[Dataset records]
#####

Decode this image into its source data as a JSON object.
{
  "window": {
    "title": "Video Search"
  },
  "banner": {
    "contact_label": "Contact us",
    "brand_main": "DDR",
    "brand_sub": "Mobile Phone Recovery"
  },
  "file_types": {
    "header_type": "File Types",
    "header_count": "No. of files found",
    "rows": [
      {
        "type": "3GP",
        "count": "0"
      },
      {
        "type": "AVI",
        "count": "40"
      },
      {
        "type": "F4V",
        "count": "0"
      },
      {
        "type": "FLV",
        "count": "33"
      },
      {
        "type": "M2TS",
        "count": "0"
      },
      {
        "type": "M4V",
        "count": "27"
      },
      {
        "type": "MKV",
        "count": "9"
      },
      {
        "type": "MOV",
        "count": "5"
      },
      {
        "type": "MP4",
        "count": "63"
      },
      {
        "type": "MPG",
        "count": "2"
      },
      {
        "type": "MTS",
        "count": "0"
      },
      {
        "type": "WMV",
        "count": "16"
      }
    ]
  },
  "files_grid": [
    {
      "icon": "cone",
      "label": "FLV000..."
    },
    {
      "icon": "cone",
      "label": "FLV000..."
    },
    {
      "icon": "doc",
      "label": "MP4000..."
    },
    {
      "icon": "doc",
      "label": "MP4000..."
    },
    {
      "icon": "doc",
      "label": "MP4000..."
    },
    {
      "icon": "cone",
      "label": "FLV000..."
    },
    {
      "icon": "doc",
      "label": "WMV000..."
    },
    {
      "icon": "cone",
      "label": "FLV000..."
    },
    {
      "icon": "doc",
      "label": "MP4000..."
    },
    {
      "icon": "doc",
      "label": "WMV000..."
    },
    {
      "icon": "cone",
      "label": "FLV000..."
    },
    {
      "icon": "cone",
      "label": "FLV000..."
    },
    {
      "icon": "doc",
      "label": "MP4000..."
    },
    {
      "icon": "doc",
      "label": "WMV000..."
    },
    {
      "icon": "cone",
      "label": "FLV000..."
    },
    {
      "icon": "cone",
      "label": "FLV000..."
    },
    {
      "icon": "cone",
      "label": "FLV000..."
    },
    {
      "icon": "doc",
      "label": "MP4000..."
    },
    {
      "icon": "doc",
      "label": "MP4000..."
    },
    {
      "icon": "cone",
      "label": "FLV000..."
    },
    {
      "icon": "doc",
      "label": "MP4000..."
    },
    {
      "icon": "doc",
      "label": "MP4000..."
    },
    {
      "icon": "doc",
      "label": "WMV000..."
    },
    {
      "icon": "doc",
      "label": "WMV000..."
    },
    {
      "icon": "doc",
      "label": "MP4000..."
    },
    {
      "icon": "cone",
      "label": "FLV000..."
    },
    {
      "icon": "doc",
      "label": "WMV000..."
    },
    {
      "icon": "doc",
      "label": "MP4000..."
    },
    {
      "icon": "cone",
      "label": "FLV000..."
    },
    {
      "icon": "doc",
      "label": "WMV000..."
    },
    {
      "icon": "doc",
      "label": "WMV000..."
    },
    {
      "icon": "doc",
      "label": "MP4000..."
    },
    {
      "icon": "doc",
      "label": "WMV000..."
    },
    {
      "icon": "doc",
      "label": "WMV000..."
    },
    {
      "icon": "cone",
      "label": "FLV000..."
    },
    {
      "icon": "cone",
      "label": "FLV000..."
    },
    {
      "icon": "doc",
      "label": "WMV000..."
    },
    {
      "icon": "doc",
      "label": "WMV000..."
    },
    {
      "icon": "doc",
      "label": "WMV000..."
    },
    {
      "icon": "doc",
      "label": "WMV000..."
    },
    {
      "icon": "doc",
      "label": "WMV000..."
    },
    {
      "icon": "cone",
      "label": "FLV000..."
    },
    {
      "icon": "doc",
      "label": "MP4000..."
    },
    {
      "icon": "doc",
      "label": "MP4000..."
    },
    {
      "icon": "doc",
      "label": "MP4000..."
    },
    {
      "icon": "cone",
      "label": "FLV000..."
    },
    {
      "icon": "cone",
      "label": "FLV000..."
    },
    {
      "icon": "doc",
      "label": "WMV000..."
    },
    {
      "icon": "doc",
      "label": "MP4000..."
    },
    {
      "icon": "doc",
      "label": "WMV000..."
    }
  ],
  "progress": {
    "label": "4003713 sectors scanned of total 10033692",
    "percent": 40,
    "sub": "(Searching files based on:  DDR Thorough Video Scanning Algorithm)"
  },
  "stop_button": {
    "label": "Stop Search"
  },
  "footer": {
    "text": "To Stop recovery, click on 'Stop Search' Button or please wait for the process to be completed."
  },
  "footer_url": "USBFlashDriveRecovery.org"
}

#####

**SHORT PROBLEM**
Write out every line of the data that holds the word "Video".

**SOLUTION FOR THIS TASK**
    "title": "Video Search"
    "sub": "(Searching files based on:  DDR Thorough Video Scanning Algorithm)"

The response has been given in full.